## Prompt
From the listing below, pick out each line with the word "Snap".

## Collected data
————

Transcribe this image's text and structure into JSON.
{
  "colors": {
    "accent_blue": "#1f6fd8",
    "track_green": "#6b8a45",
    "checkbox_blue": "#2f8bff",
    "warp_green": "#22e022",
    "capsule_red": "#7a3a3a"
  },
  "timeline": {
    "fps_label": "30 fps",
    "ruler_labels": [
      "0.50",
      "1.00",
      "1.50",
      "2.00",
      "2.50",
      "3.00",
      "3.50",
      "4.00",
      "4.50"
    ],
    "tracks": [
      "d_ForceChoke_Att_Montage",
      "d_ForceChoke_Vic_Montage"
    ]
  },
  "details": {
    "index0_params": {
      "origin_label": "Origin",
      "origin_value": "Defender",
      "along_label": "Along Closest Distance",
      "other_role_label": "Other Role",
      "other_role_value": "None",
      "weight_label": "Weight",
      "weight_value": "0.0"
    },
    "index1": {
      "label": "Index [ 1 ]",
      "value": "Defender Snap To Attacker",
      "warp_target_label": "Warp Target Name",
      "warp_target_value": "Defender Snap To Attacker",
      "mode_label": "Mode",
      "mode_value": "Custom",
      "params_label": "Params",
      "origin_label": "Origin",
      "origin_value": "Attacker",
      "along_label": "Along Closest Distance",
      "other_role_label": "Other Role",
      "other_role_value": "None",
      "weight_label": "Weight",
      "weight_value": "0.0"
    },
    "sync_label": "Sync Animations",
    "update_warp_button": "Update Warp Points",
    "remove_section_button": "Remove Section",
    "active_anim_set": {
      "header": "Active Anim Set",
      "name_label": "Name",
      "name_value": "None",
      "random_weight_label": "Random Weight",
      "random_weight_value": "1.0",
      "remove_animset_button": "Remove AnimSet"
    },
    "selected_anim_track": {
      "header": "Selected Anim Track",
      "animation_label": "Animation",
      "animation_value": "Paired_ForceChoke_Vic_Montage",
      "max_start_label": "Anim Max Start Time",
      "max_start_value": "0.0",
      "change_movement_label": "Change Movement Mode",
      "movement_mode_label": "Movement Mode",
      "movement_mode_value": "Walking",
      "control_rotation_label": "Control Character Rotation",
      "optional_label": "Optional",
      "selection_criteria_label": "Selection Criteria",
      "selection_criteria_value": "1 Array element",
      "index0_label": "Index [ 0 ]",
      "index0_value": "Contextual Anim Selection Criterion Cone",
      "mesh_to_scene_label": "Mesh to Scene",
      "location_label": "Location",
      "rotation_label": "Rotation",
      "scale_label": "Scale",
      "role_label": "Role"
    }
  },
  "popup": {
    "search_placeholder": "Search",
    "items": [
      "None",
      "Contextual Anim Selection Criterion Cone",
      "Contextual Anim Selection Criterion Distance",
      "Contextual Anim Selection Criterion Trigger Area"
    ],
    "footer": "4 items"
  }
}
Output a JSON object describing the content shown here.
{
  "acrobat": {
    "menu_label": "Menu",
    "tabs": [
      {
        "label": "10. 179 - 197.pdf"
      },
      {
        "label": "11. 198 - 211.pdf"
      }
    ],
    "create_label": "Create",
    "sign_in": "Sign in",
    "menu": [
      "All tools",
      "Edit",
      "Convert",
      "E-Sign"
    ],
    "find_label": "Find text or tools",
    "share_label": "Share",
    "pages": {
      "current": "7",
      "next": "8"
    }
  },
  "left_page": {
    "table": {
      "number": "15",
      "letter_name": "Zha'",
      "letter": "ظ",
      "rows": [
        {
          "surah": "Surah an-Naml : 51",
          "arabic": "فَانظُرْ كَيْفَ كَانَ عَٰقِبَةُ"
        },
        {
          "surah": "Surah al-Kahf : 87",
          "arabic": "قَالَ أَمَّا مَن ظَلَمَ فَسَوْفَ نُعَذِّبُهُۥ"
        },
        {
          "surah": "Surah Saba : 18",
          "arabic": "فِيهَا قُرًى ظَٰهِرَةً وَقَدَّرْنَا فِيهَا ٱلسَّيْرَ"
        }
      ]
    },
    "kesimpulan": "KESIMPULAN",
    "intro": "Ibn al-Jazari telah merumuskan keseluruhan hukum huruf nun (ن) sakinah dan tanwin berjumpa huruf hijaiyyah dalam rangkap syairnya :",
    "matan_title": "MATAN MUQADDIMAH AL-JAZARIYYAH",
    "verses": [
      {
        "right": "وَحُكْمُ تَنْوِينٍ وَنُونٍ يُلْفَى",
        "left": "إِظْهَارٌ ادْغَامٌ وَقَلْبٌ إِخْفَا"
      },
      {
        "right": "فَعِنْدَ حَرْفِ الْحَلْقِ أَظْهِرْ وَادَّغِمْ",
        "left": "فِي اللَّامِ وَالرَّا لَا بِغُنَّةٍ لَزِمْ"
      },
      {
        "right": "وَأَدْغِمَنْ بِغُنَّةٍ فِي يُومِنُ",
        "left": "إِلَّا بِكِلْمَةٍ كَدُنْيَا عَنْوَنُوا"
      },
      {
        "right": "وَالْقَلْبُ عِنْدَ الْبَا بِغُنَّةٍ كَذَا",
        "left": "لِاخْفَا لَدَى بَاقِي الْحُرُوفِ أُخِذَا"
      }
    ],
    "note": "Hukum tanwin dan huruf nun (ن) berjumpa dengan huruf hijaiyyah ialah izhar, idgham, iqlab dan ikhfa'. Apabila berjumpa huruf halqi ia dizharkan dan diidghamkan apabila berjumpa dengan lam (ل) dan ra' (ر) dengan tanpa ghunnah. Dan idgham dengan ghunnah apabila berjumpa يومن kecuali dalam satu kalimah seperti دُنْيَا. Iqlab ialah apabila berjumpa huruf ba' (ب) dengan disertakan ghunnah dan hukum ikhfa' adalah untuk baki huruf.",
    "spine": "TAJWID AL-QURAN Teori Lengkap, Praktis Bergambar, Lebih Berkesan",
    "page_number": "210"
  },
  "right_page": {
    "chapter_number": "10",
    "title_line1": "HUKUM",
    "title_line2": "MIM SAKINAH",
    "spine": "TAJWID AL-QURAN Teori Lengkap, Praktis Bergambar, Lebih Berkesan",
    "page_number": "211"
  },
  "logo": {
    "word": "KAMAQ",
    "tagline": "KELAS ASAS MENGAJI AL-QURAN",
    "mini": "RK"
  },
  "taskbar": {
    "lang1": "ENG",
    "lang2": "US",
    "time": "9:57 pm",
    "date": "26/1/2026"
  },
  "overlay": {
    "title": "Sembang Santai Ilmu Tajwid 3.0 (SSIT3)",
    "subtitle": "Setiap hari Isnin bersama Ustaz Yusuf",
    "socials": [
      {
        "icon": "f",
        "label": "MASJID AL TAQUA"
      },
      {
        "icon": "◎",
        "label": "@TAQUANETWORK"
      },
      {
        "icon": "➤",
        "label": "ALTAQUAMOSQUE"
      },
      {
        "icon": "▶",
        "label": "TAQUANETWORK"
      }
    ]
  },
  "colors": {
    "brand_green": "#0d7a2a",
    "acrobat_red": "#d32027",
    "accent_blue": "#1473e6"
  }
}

————

## Result of the task
      "value": "Defender Snap To Attacker",
      "warp_target_value": "Defender Snap To Attacker",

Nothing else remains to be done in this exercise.